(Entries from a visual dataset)

────────────────────────────────────────

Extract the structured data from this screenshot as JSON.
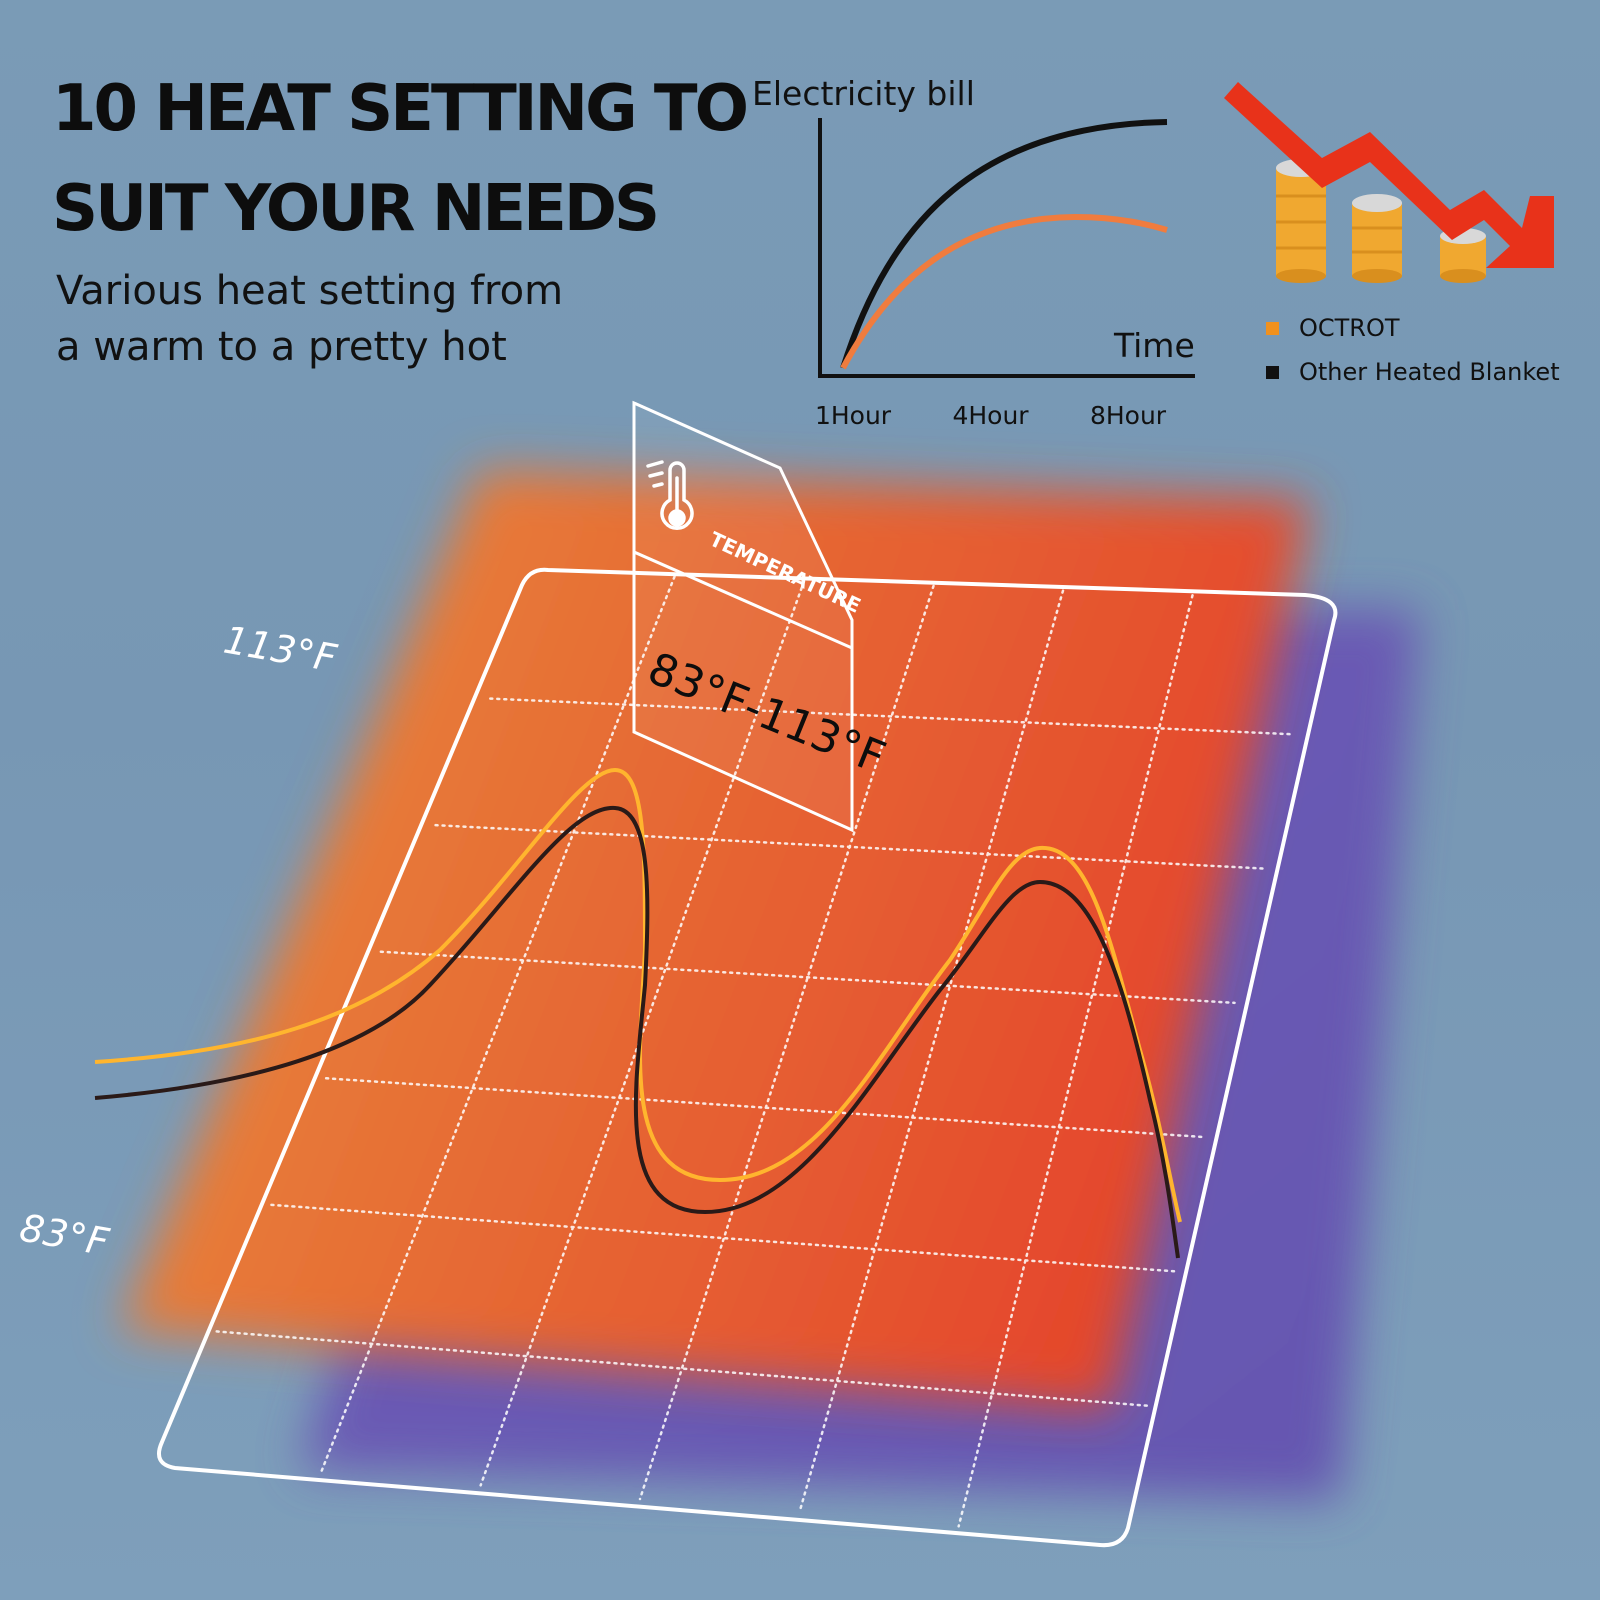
{
  "headline": {
    "line1": "10 HEAT SETTING TO",
    "line2": "SUIT YOUR NEEDS"
  },
  "subheadline": {
    "line1": "Various heat setting from",
    "line2": "a warm to a pretty hot"
  },
  "chart_data": {
    "type": "line",
    "ylabel": "Electricity bill",
    "xlabel": "Time",
    "categories": [
      "1Hour",
      "4Hour",
      "8Hour"
    ],
    "series": [
      {
        "name": "OCTROT",
        "color": "#f07c3e"
      },
      {
        "name": "Other Heated Blanket",
        "color": "#111111"
      }
    ]
  },
  "legend": {
    "items": [
      {
        "label": "OCTROT",
        "color": "#f0911e"
      },
      {
        "label": "Other Heated Blanket",
        "color": "#111111"
      }
    ]
  },
  "temperature_card": {
    "label": "TEMPERATURE",
    "range": "83°F-113°F",
    "icon": "thermometer-icon"
  },
  "temperature_labels": {
    "high": "113°F",
    "low": "83°F"
  },
  "colors": {
    "background": "#7a9bb6",
    "heat_orange": "#e8883c",
    "heat_red": "#e4472c",
    "shadow_purple": "#6a56b4",
    "curve_yellow": "#ffb52e",
    "curve_dark": "#2a1a18",
    "arrow_red": "#e8321a",
    "coin_gold": "#f0a830"
  }
}
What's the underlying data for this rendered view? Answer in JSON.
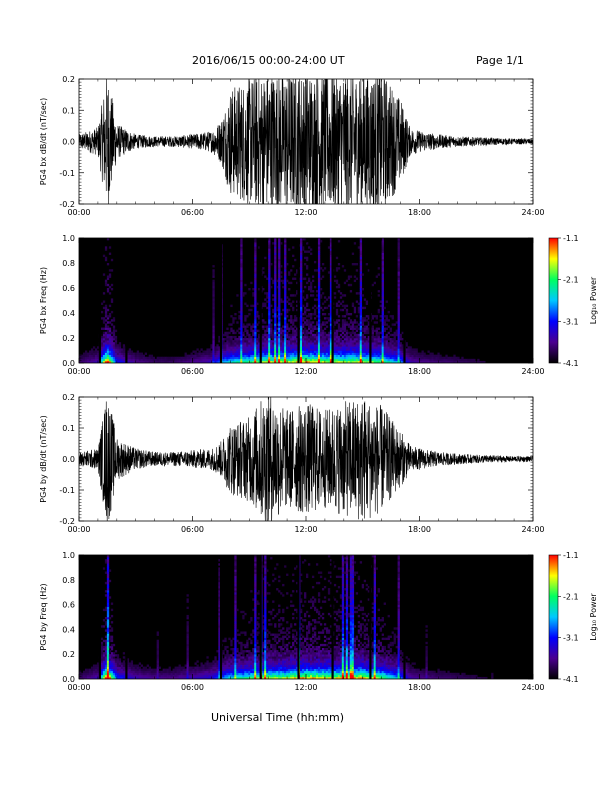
{
  "header": {
    "date_range": "2016/06/15   00:00-24:00 UT",
    "page": "Page 1/1"
  },
  "footer": {
    "xlabel": "Universal Time (hh:mm)"
  },
  "colors": {
    "background": "#ffffff",
    "axes": "#000000",
    "trace": "#000000",
    "colormap": [
      "#000000",
      "#4b0090",
      "#0000ff",
      "#00c8ff",
      "#00ff60",
      "#ffff00",
      "#ff0000"
    ]
  },
  "chart_data": [
    {
      "type": "line",
      "id": "bx-time-series",
      "ylabel": "PG4 bx dB/dt (nT/sec)",
      "xlim": [
        "00:00",
        "24:00"
      ],
      "ylim": [
        -0.2,
        0.2
      ],
      "x_ticks": [
        "00:00",
        "06:00",
        "12:00",
        "18:00",
        "24:00"
      ],
      "y_ticks": [
        "0.2",
        "0.1",
        "0.0",
        "-0.1",
        "-0.2"
      ],
      "series": [
        {
          "x_hours": [
            0,
            1,
            1.5,
            2,
            3,
            4,
            5,
            6,
            7,
            7.5,
            8,
            9,
            10,
            11,
            12,
            13,
            14,
            15,
            16,
            17,
            17.5,
            18,
            19,
            20,
            21,
            22,
            23,
            24
          ],
          "amplitude_envelope": [
            0.02,
            0.04,
            0.2,
            0.05,
            0.02,
            0.015,
            0.015,
            0.02,
            0.03,
            0.06,
            0.15,
            0.18,
            0.2,
            0.2,
            0.2,
            0.2,
            0.2,
            0.2,
            0.2,
            0.12,
            0.04,
            0.03,
            0.02,
            0.015,
            0.012,
            0.01,
            0.008,
            0.008
          ]
        }
      ]
    },
    {
      "type": "heatmap",
      "id": "bx-spectrogram",
      "ylabel": "PG4 bx Freq (Hz)",
      "xlim": [
        "00:00",
        "24:00"
      ],
      "ylim": [
        0.0,
        1.0
      ],
      "x_ticks": [
        "00:00",
        "06:00",
        "12:00",
        "18:00",
        "24:00"
      ],
      "y_ticks": [
        "1.0",
        "0.8",
        "0.6",
        "0.4",
        "0.2",
        "0.0"
      ],
      "colorbar": {
        "label": "Log₁₀ Power",
        "range": [
          -4.1,
          -1.1
        ],
        "ticks": [
          "-1.1",
          "-2.1",
          "-3.1",
          "-4.1"
        ]
      },
      "activity_hours": [
        0,
        1,
        1.5,
        2,
        3,
        4,
        5,
        6,
        7,
        7.5,
        8,
        9,
        10,
        11,
        12,
        13,
        14,
        15,
        16,
        17,
        17.5,
        18,
        19,
        20,
        21,
        22,
        23,
        24
      ],
      "activity_level": [
        0.1,
        0.2,
        1.0,
        0.3,
        0.15,
        0.1,
        0.1,
        0.15,
        0.2,
        0.4,
        0.5,
        0.6,
        0.7,
        0.7,
        0.8,
        0.7,
        0.7,
        0.7,
        0.6,
        0.4,
        0.2,
        0.15,
        0.12,
        0.1,
        0.08,
        0.05,
        0.04,
        0.04
      ]
    },
    {
      "type": "line",
      "id": "by-time-series",
      "ylabel": "PG4 by dB/dt (nT/sec)",
      "xlim": [
        "00:00",
        "24:00"
      ],
      "ylim": [
        -0.2,
        0.2
      ],
      "x_ticks": [
        "00:00",
        "06:00",
        "12:00",
        "18:00",
        "24:00"
      ],
      "y_ticks": [
        "0.2",
        "0.1",
        "0.0",
        "-0.1",
        "-0.2"
      ],
      "series": [
        {
          "x_hours": [
            0,
            1,
            1.5,
            2,
            3,
            4,
            5,
            6,
            7,
            7.5,
            8,
            9,
            10,
            11,
            12,
            13,
            14,
            15,
            16,
            17,
            17.5,
            18,
            19,
            20,
            21,
            22,
            23,
            24
          ],
          "amplitude_envelope": [
            0.02,
            0.03,
            0.2,
            0.06,
            0.03,
            0.02,
            0.02,
            0.025,
            0.03,
            0.05,
            0.1,
            0.12,
            0.2,
            0.14,
            0.16,
            0.14,
            0.16,
            0.18,
            0.15,
            0.08,
            0.04,
            0.03,
            0.02,
            0.015,
            0.012,
            0.01,
            0.008,
            0.008
          ]
        }
      ]
    },
    {
      "type": "heatmap",
      "id": "by-spectrogram",
      "ylabel": "PG4 by Freq (Hz)",
      "xlim": [
        "00:00",
        "24:00"
      ],
      "ylim": [
        0.0,
        1.0
      ],
      "x_ticks": [
        "00:00",
        "06:00",
        "12:00",
        "18:00",
        "24:00"
      ],
      "y_ticks": [
        "1.0",
        "0.8",
        "0.6",
        "0.4",
        "0.2",
        "0.0"
      ],
      "colorbar": {
        "label": "Log₁₀ Power",
        "range": [
          -4.1,
          -1.1
        ],
        "ticks": [
          "-1.1",
          "-2.1",
          "-3.1",
          "-4.1"
        ]
      },
      "activity_hours": [
        0,
        1,
        1.5,
        2,
        3,
        4,
        5,
        6,
        7,
        7.5,
        8,
        9,
        10,
        11,
        12,
        13,
        14,
        15,
        16,
        17,
        17.5,
        18,
        19,
        20,
        21,
        22,
        23,
        24
      ],
      "activity_level": [
        0.1,
        0.2,
        1.0,
        0.35,
        0.2,
        0.15,
        0.15,
        0.2,
        0.25,
        0.4,
        0.5,
        0.6,
        0.7,
        0.7,
        0.8,
        0.75,
        0.75,
        0.8,
        0.65,
        0.4,
        0.2,
        0.15,
        0.12,
        0.1,
        0.08,
        0.05,
        0.04,
        0.04
      ]
    }
  ]
}
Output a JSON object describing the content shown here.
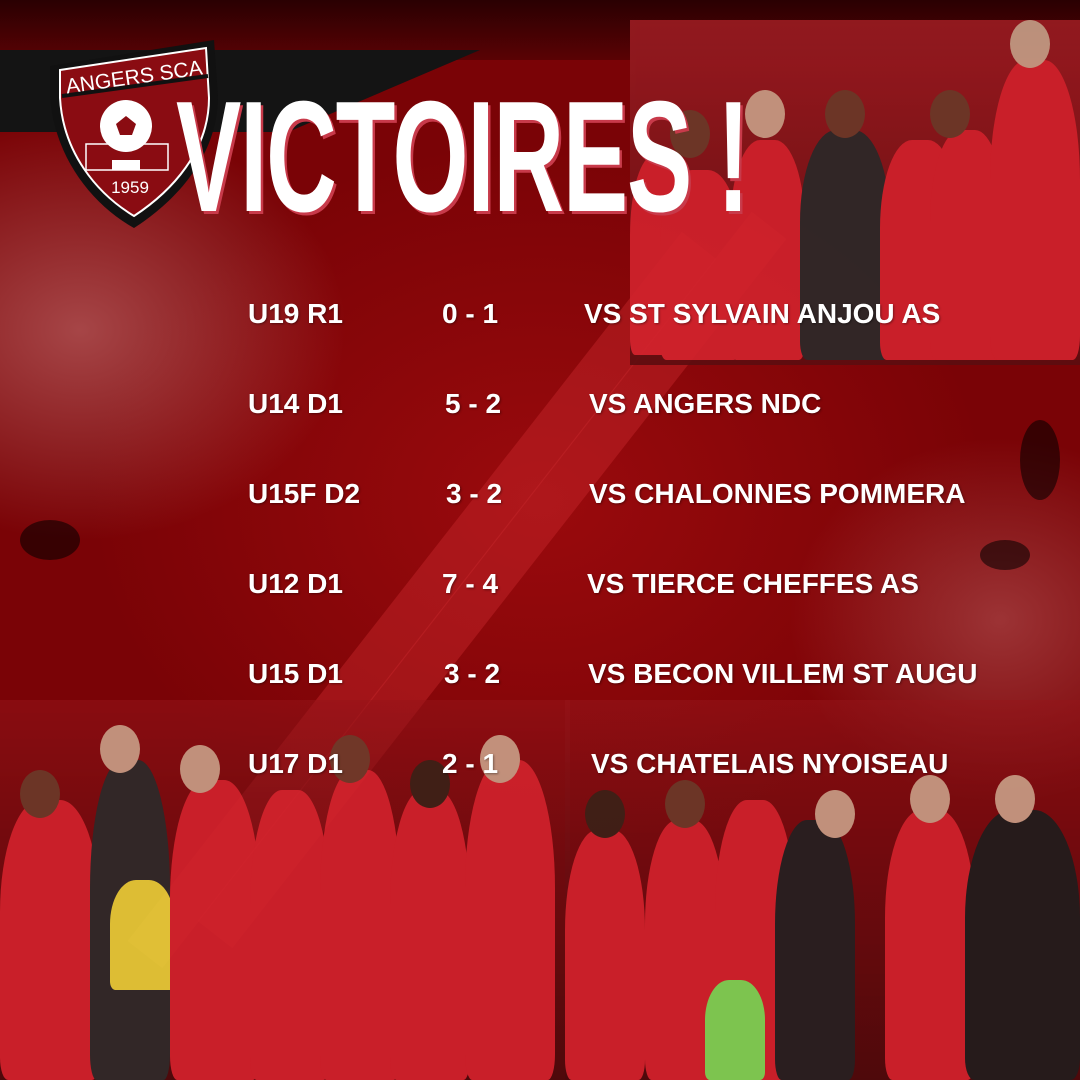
{
  "logo": {
    "name": "ANGERS SCA",
    "year": "1959"
  },
  "title": "VICTOIRES !",
  "colors": {
    "background": "#8c0508",
    "text": "#ffffff",
    "title_shadow": "#c83a4a",
    "band": "#141414"
  },
  "results": [
    {
      "team": "U19 R1",
      "score": "0 - 1",
      "opponent": "VS ST SYLVAIN ANJOU AS"
    },
    {
      "team": "U14 D1",
      "score": "5 - 2",
      "opponent": "VS ANGERS NDC"
    },
    {
      "team": "U15F D2",
      "score": "3 - 2",
      "opponent": "VS CHALONNES POMMERA"
    },
    {
      "team": "U12 D1",
      "score": "7 - 4",
      "opponent": "VS TIERCE CHEFFES AS"
    },
    {
      "team": "U15 D1",
      "score": "3 - 2",
      "opponent": "VS BECON VILLEM ST AUGU"
    },
    {
      "team": "U17 D1",
      "score": "2 - 1",
      "opponent": "VS CHATELAIS NYOISEAU"
    }
  ]
}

────────────────────────────────────────

*What is needed:* Search the data above for the string "opponent" and return every line that has it.

*The result:*
      "opponent": "VS ST SYLVAIN ANJOU AS"
      "opponent": "VS ANGERS NDC"
      "opponent": "VS CHALONNES POMMERA"
      "opponent": "VS TIERCE CHEFFES AS"
      "opponent": "VS BECON VILLEM ST AUGU"
      "opponent": "VS CHATELAIS NYOISEAU"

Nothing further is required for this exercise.